Stored data:
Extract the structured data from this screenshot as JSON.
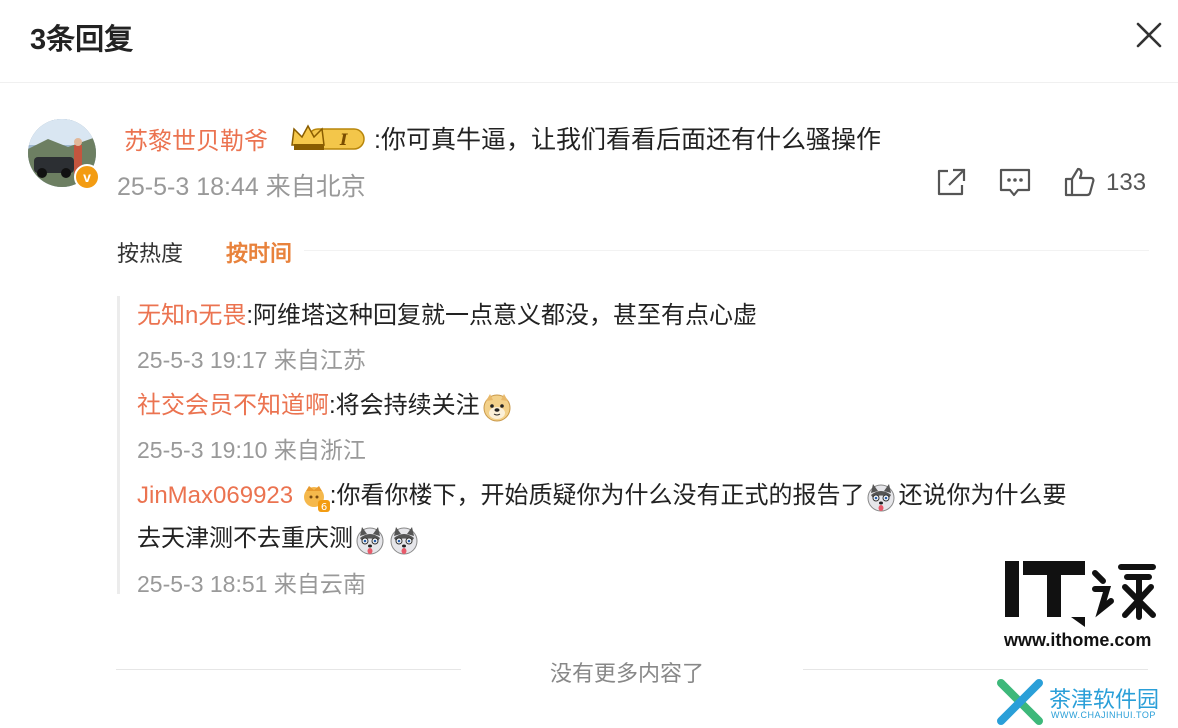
{
  "header": {
    "title": "3条回复"
  },
  "main_comment": {
    "username": "苏黎世贝勒爷",
    "badge_text": "I",
    "text": ":你可真牛逼，让我们看看后面还有什么骚操作",
    "date": "25-5-3 18:44",
    "location": "来自北京",
    "like_count": "133"
  },
  "sort": {
    "hot": "按热度",
    "time": "按时间",
    "active": "time"
  },
  "replies": [
    {
      "username": "无知n无畏",
      "text": ":阿维塔这种回复就一点意义都没，甚至有点心虚",
      "date": "25-5-3 19:17",
      "location": "来自江苏"
    },
    {
      "username": "社交会员不知道啊",
      "text": ":将会持续关注",
      "date": "25-5-3 19:10",
      "location": "来自浙江"
    },
    {
      "username": "JinMax069923",
      "badge_text": "6",
      "text_part1": ":你看你楼下，开始质疑你为什么没有正式的报告了",
      "text_part2": "还说你为什么要",
      "text_part3": "去天津测不去重庆测",
      "date": "25-5-3 18:51",
      "location": "来自云南"
    }
  ],
  "footer": {
    "text": "没有更多内容了"
  },
  "watermarks": {
    "ithome_url": "www.ithome.com",
    "cjr_name": "茶津软件园",
    "cjr_sub": "WWW.CHAJINHUI.TOP"
  },
  "colors": {
    "username": "#eb7350",
    "meta": "#999999",
    "verified": "#f39c12"
  }
}
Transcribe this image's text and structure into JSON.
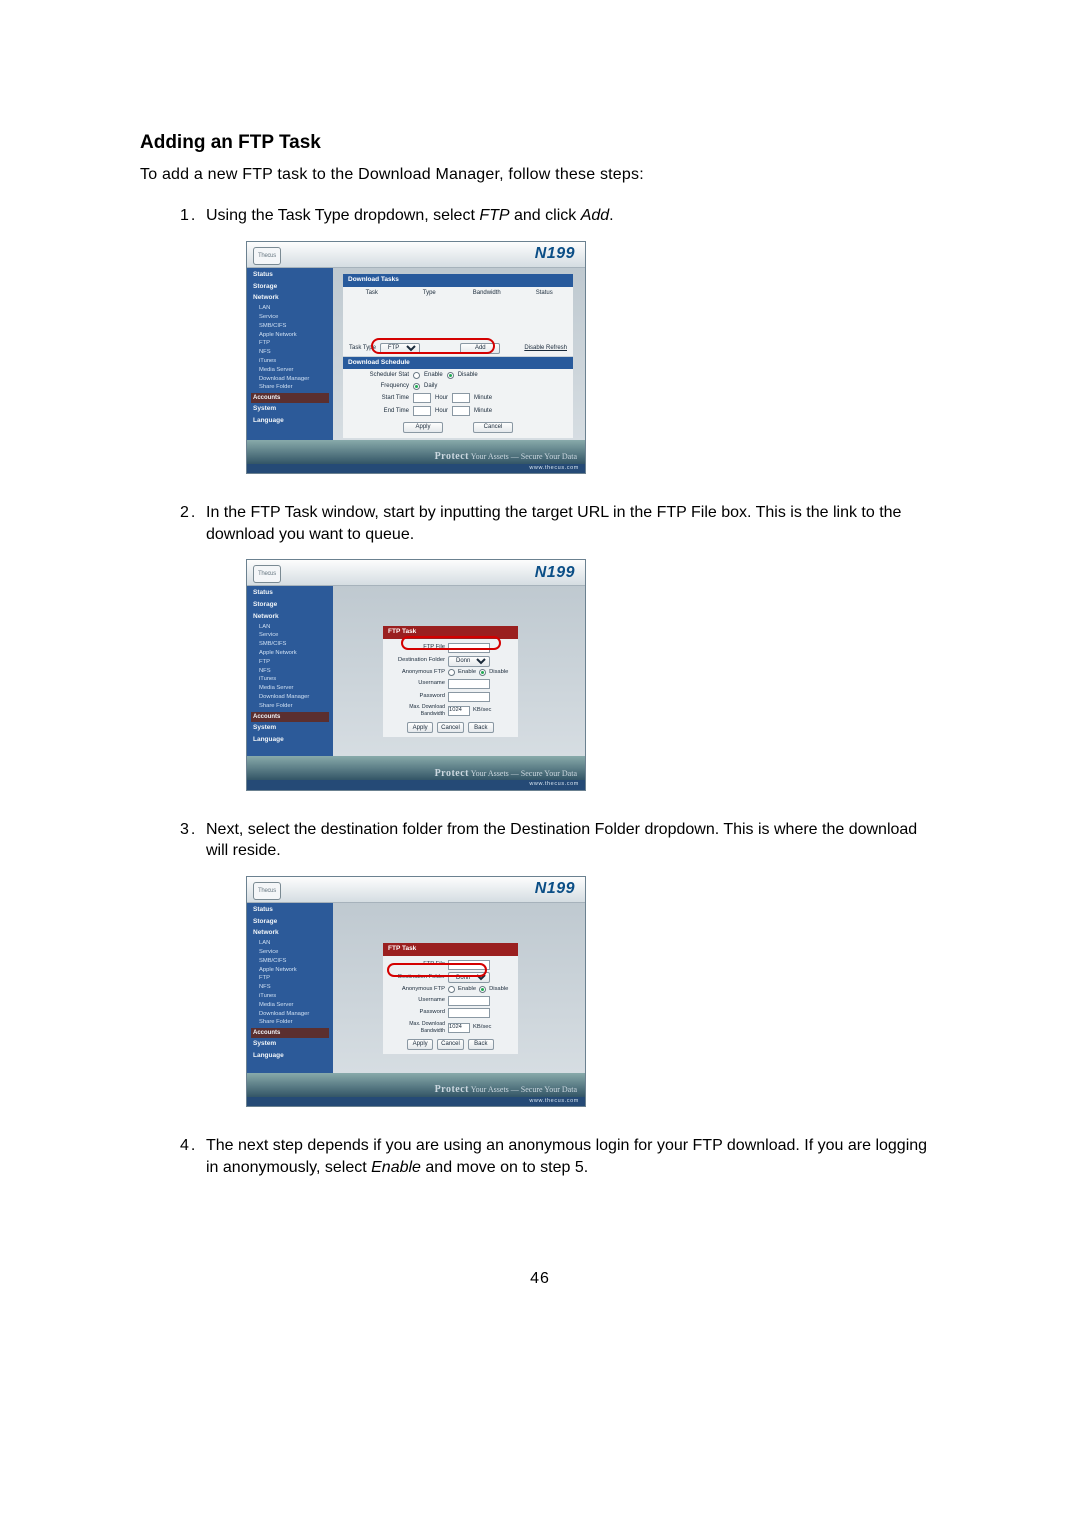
{
  "heading": "Adding an FTP Task",
  "intro": "To add a new FTP task to the Download Manager, follow these steps:",
  "steps": [
    {
      "text_before_em1": "Using the Task Type dropdown, select ",
      "em1": "FTP",
      "text_mid": " and click ",
      "em2": "Add",
      "text_after": "."
    },
    {
      "text": "In the FTP Task window, start by inputting the target URL in the FTP File box. This is the link to the download you want to queue."
    },
    {
      "text": "Next, select the destination folder from the Destination Folder dropdown. This is where the download will reside."
    },
    {
      "text_before_em": "The next step depends if you are using an anonymous login for your FTP download. If you are logging in anonymously, select ",
      "em": "Enable",
      "text_after_em": " and move on to step 5."
    }
  ],
  "fig_common": {
    "logo": "Thecus",
    "brand": "N199",
    "nav_sections": [
      "Status",
      "Storage",
      "Network"
    ],
    "nav_subs": [
      "LAN",
      "Service",
      "SMB/CIFS",
      "Apple Network",
      "FTP",
      "NFS",
      "iTunes",
      "Media Server",
      "Download Manager",
      "Share Folder"
    ],
    "nav_tail": [
      "Accounts",
      "System",
      "Language"
    ],
    "protect": "Protect",
    "protect_tag": "Your Assets — Secure Your Data",
    "urlbar": "www.thecus.com"
  },
  "fig1": {
    "panel_title": "Download Tasks",
    "cols": [
      "Task",
      "Type",
      "Bandwidth",
      "Status"
    ],
    "task_type_label": "Task Type",
    "task_type_value": "FTP",
    "add_btn": "Add",
    "disable_refresh": "Disable Refresh",
    "sched_title": "Download Schedule",
    "scheduler_label": "Scheduler Stat",
    "enable": "Enable",
    "disable": "Disable",
    "frequency_label": "Frequency",
    "daily": "Daily",
    "start_label": "Start Time",
    "end_label": "End Time",
    "hour": "Hour",
    "minute": "Minute",
    "apply": "Apply",
    "cancel": "Cancel"
  },
  "fig_dlg": {
    "title": "FTP Task",
    "ftp_file": "FTP File",
    "dest": "Destination Folder",
    "dest_val": "Donna",
    "anon": "Anonymous FTP",
    "enable": "Enable",
    "disable": "Disable",
    "user": "Username",
    "pass": "Password",
    "bw": "Max. Download Bandwidth",
    "bw_val": "1024",
    "bw_unit": "KB/sec",
    "apply": "Apply",
    "cancel": "Cancel",
    "back": "Back"
  },
  "page_number": "46"
}
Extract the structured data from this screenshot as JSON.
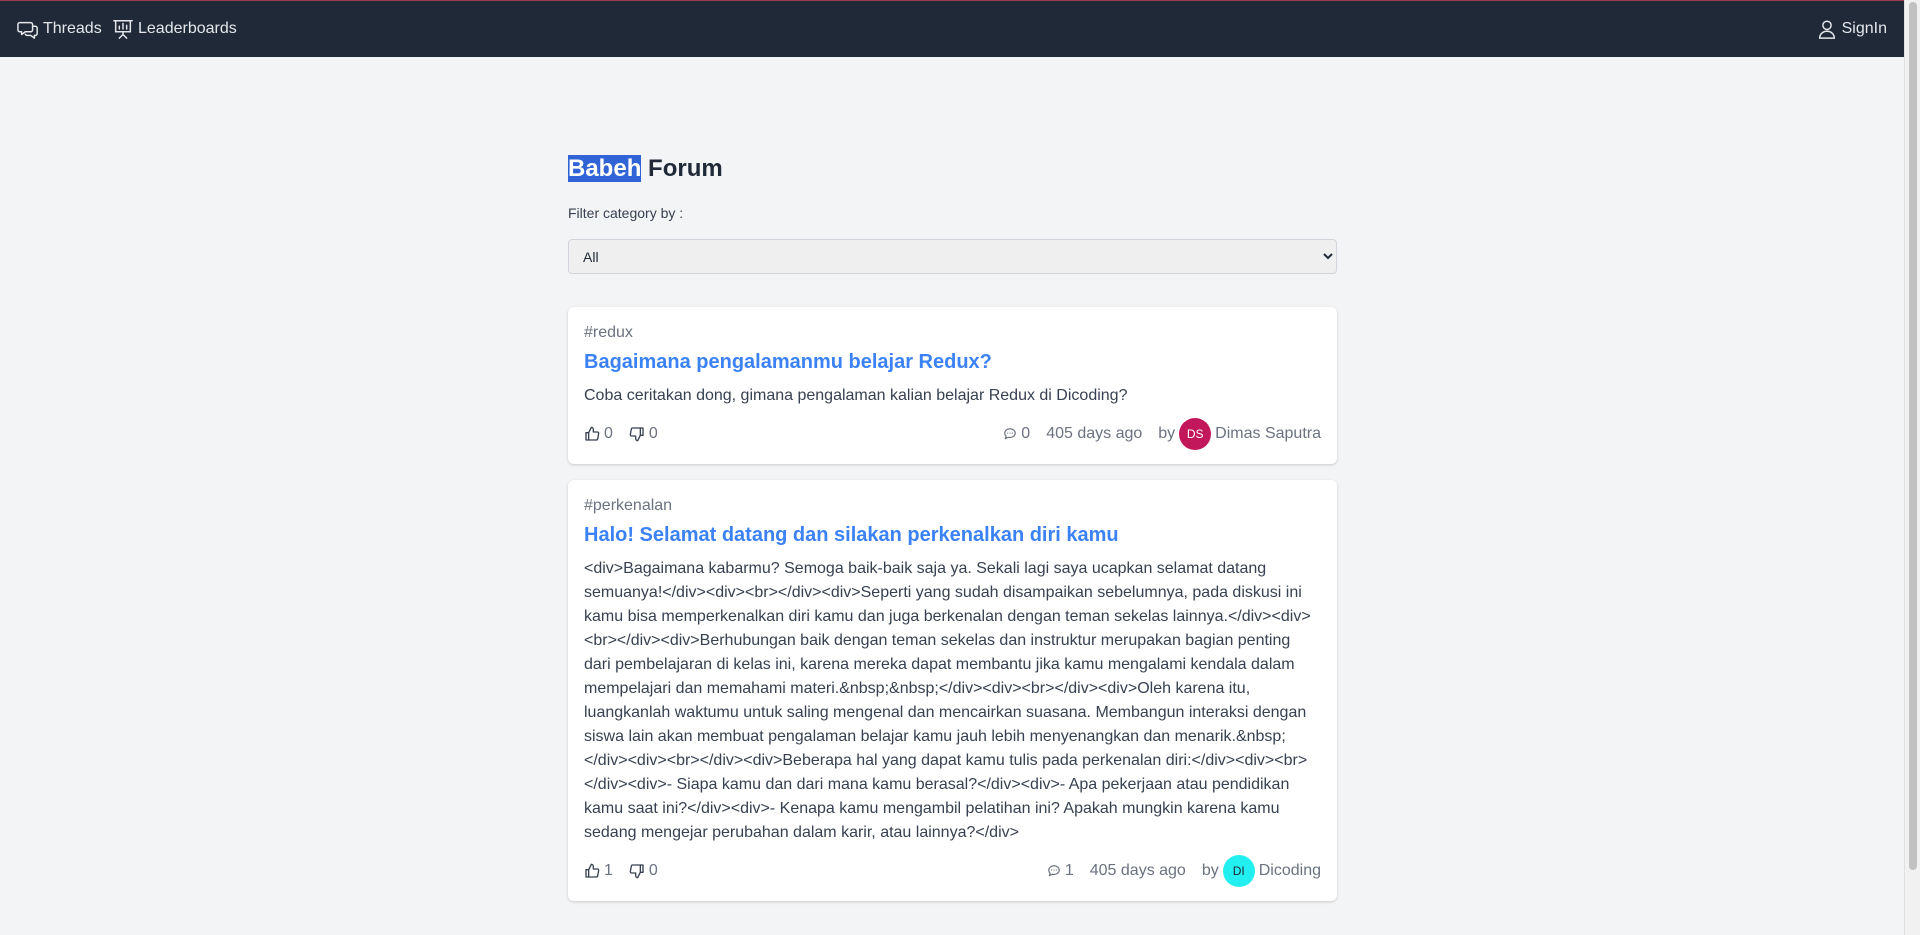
{
  "nav": {
    "threads_label": "Threads",
    "leaderboards_label": "Leaderboards",
    "signin_label": "SignIn"
  },
  "page": {
    "title_highlight": "Babeh",
    "title_rest": " Forum",
    "filter_label": "Filter category by :",
    "filter_value": "All"
  },
  "threads": [
    {
      "category": "#redux",
      "title": "Bagaimana pengalamanmu belajar Redux?",
      "body": "Coba ceritakan dong, gimana pengalaman kalian belajar Redux di Dicoding?",
      "upvotes": "0",
      "downvotes": "0",
      "comments": "0",
      "time": "405 days ago",
      "by": "by",
      "author_initials": "DS",
      "author_name": "Dimas Saputra",
      "avatar_bg": "#c2185b",
      "avatar_fg": "#ffffff"
    },
    {
      "category": "#perkenalan",
      "title": "Halo! Selamat datang dan silakan perkenalkan diri kamu",
      "body": "<div>Bagaimana kabarmu? Semoga baik-baik saja ya. Sekali lagi saya ucapkan selamat datang semuanya!</div><div><br></div><div>Seperti yang sudah disampaikan sebelumnya, pada diskusi ini kamu bisa memperkenalkan diri kamu dan juga berkenalan dengan teman sekelas lainnya.</div><div><br></div><div>Berhubungan baik dengan teman sekelas dan instruktur merupakan bagian penting dari pembelajaran di kelas ini, karena mereka dapat membantu jika kamu mengalami kendala dalam mempelajari dan memahami materi.&nbsp;&nbsp;</div><div><br></div><div>Oleh karena itu, luangkanlah waktumu untuk saling mengenal dan mencairkan suasana. Membangun interaksi dengan siswa lain akan membuat pengalaman belajar kamu jauh lebih menyenangkan dan menarik.&nbsp;</div><div><br></div><div>Beberapa hal yang dapat kamu tulis pada perkenalan diri:</div><div><br></div><div>- Siapa kamu dan dari mana kamu berasal?</div><div>- Apa pekerjaan atau pendidikan kamu saat ini?</div><div>- Kenapa kamu mengambil pelatihan ini? Apakah mungkin karena kamu sedang mengejar perubahan dalam karir, atau lainnya?</div>",
      "upvotes": "1",
      "downvotes": "0",
      "comments": "1",
      "time": "405 days ago",
      "by": "by",
      "author_initials": "DI",
      "author_name": "Dicoding",
      "avatar_bg": "#22f0f0",
      "avatar_fg": "#1f2937"
    }
  ]
}
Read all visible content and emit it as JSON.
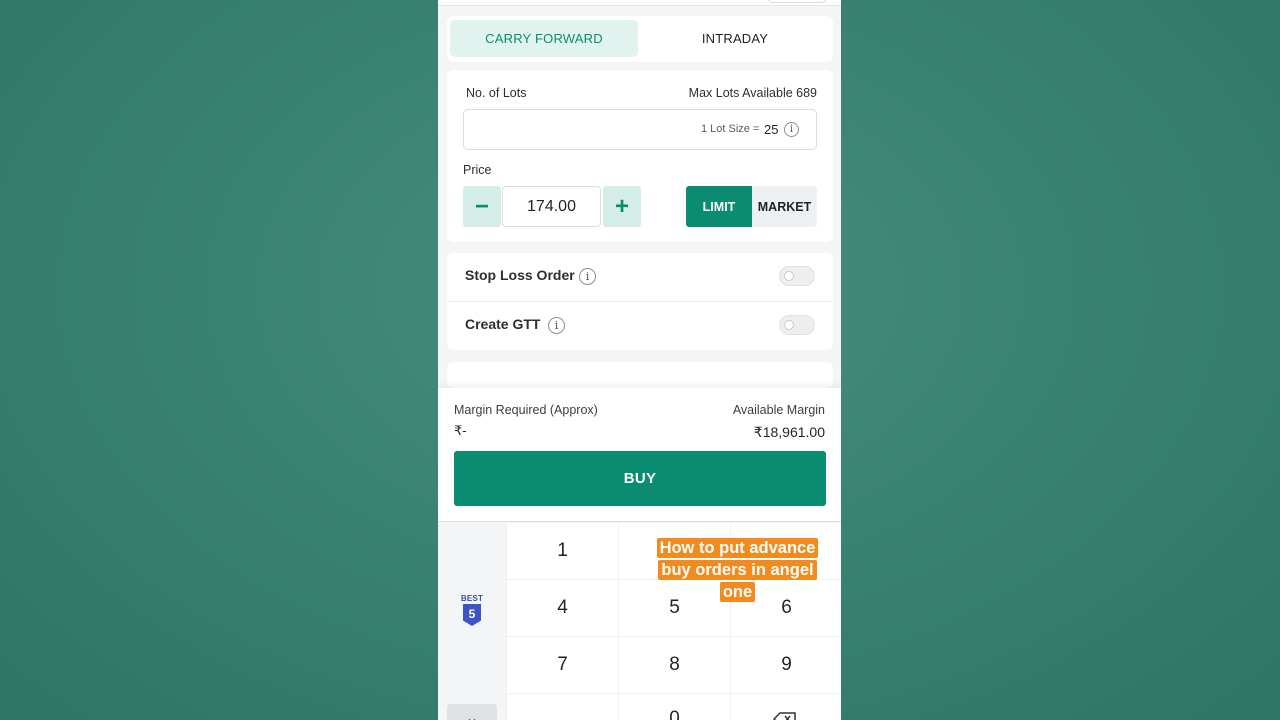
{
  "tabs": {
    "carry_forward": "CARRY FORWARD",
    "intraday": "INTRADAY"
  },
  "lots": {
    "label": "No. of Lots",
    "max_available": "Max Lots Available 689",
    "lot_size_label": "1 Lot Size =",
    "lot_size_value": "25",
    "info_glyph": "i"
  },
  "price": {
    "label": "Price",
    "value": "174.00",
    "minus": "−",
    "plus": "+",
    "limit_label": "LIMIT",
    "market_label": "MARKET"
  },
  "toggles": {
    "stop_loss": {
      "label": "Stop Loss Order",
      "enabled": false
    },
    "create_gtt": {
      "label": "Create GTT",
      "enabled": false
    },
    "info_glyph": "i"
  },
  "margin": {
    "required_label": "Margin Required (Approx)",
    "required_value": "₹-",
    "available_label": "Available Margin",
    "available_value": "₹18,961.00"
  },
  "buy_label": "BUY",
  "keypad": {
    "keys": [
      "1",
      "4",
      "5",
      "6",
      "7",
      "8",
      "9",
      "0"
    ],
    "close_glyph": "⌄"
  },
  "keyboard_badge": {
    "top": "BEST",
    "number": "5"
  },
  "overlay_caption": "How to put advance buy orders in angel one",
  "colors": {
    "accent": "#0b8c70",
    "accent_light": "#e1f3ef",
    "caption_bg": "#f28b1e"
  }
}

- TASK DIRECTIONS -
In the entries above, identify every line with the string "File".

- SOLUTION FOR THIS PROBLEM -
      "text": "In the FTP Task window, start by inputting the target URL in the FTP File box. This is the link to the download you want to queue."
    "ftp_file": "FTP File",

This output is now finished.